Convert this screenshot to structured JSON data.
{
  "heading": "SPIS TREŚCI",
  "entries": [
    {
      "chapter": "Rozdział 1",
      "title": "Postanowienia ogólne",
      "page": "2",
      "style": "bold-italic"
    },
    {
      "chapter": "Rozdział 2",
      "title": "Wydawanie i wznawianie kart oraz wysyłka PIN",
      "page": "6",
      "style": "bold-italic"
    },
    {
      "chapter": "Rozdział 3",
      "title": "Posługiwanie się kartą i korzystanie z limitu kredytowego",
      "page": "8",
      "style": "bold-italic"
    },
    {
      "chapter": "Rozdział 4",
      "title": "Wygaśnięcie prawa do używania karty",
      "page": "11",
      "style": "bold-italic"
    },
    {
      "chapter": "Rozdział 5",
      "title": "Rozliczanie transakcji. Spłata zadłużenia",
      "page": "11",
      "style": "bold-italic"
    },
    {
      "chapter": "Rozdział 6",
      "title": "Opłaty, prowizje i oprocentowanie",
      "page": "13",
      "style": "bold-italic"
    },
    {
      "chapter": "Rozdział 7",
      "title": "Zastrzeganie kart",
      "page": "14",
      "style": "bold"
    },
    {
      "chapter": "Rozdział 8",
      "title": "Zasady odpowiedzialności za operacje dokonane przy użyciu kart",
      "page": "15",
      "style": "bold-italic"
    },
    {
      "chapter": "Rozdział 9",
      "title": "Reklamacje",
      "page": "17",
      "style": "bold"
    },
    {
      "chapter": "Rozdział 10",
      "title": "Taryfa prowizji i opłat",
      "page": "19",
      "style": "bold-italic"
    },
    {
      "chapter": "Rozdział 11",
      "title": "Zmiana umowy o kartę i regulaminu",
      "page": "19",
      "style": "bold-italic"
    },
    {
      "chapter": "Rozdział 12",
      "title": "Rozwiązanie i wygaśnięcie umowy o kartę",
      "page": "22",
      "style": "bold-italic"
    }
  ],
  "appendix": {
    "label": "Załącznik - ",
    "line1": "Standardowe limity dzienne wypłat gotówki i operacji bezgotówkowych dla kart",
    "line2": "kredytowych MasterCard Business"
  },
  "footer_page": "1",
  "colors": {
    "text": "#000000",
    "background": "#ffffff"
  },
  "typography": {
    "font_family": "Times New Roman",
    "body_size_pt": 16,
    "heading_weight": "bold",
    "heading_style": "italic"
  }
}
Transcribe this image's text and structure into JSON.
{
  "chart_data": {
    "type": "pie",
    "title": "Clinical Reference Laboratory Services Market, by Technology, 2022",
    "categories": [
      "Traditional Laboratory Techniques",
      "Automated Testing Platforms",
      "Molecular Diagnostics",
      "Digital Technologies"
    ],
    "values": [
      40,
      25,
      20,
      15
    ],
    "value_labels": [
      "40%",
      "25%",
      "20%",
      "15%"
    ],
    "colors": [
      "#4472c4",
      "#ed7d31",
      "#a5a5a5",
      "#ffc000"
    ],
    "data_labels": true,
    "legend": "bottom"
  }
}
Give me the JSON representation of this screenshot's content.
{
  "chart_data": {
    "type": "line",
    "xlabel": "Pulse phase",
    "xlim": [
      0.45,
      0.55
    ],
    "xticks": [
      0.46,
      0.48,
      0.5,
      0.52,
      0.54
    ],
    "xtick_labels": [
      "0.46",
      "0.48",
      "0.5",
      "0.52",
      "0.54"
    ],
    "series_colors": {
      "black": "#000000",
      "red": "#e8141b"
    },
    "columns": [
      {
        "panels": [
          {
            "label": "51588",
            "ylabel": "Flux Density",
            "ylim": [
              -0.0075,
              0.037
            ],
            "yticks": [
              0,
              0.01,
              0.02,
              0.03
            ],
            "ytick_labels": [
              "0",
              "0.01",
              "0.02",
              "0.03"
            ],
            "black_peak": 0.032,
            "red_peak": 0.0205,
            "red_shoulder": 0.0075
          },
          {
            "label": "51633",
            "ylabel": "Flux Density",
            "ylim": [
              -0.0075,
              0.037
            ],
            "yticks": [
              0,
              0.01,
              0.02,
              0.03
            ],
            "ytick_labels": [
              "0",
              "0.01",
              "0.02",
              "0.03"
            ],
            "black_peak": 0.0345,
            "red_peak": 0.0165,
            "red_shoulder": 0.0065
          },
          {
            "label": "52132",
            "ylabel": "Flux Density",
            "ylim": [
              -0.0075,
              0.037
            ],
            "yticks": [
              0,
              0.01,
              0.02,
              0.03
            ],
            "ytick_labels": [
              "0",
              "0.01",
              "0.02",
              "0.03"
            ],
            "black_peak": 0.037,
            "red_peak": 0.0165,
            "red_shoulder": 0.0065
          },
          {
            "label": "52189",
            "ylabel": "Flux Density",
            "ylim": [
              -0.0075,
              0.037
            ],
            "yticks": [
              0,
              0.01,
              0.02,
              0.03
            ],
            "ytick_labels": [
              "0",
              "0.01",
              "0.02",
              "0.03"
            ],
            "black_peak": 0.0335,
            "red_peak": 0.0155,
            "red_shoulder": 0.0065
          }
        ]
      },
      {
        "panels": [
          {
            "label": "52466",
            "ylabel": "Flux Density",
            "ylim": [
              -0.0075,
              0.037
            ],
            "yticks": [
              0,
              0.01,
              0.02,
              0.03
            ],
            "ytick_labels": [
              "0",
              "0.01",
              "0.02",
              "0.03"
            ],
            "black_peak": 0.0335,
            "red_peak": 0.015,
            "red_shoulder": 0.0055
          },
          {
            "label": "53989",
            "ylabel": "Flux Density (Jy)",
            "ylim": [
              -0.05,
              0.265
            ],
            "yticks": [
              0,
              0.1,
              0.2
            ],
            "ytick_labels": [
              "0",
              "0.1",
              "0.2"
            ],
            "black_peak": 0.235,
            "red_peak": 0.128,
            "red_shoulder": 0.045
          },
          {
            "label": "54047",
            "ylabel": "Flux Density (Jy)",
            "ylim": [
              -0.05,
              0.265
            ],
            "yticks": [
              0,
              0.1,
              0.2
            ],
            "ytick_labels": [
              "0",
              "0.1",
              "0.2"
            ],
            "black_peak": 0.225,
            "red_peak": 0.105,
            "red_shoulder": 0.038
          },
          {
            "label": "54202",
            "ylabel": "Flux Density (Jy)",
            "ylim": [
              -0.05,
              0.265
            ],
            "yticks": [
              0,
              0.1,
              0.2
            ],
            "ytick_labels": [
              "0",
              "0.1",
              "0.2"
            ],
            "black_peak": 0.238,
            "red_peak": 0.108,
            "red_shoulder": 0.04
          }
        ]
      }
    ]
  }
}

——————

### [TASK DIRECTIONS]
Gather each line in these records that contains the string "JSON".

### [FULL RESPONSE]
Convert this screenshot to structured JSON data.
Transcribe this image's text and structure into JSON.
Give me the JSON representation of this screenshot's content.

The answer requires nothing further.